__SHORT PROBLEM__: Gather all lines with "this" from the records.

__RECORDS SHOWN__:
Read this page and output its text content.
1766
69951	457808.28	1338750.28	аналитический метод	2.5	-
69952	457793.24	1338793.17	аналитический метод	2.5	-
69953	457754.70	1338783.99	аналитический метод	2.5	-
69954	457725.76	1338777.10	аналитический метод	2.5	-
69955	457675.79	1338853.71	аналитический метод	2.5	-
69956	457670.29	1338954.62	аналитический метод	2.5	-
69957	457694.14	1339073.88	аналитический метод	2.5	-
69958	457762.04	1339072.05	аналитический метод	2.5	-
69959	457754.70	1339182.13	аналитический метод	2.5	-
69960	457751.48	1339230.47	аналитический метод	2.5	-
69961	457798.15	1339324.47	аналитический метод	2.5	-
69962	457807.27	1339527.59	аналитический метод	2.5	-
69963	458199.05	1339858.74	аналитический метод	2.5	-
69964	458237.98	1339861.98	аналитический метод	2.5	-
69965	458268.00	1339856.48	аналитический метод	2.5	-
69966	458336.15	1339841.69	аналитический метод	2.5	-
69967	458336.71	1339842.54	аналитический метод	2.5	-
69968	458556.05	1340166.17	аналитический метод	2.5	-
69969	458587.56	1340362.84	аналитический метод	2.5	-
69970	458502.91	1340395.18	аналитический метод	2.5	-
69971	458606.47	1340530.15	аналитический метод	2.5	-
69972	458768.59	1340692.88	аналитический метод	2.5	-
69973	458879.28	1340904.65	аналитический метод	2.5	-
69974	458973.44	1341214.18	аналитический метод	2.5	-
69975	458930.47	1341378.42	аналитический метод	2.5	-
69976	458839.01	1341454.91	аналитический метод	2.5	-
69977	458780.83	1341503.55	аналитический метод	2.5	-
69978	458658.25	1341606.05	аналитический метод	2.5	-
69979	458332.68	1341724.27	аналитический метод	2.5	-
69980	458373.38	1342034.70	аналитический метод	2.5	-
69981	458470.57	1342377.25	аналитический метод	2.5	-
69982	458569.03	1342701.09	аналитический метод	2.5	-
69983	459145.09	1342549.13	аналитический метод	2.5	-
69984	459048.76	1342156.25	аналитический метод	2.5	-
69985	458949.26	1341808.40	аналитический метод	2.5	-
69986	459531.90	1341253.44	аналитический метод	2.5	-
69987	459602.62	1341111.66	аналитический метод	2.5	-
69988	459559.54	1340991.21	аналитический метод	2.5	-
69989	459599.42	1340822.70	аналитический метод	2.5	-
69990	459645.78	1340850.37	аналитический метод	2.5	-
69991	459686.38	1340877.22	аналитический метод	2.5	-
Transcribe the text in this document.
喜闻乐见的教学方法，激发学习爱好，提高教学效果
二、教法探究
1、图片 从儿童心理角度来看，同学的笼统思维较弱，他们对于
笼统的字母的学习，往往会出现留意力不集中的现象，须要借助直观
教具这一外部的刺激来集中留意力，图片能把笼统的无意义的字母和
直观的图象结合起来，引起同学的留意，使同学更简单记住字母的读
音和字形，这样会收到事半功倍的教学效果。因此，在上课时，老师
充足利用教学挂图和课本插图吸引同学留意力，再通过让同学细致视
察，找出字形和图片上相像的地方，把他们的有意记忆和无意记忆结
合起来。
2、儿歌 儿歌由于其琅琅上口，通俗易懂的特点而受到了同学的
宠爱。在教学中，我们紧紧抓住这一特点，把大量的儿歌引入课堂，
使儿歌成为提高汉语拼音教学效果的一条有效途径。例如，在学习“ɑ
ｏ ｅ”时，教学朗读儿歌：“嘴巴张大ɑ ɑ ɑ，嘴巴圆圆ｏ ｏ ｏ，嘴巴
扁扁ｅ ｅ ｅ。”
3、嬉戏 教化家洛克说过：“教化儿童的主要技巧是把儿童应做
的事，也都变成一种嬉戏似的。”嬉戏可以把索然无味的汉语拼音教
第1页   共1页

__EXERCISE RESPONSE__:
Read this page and output its text content.
Transcribe the text in this document.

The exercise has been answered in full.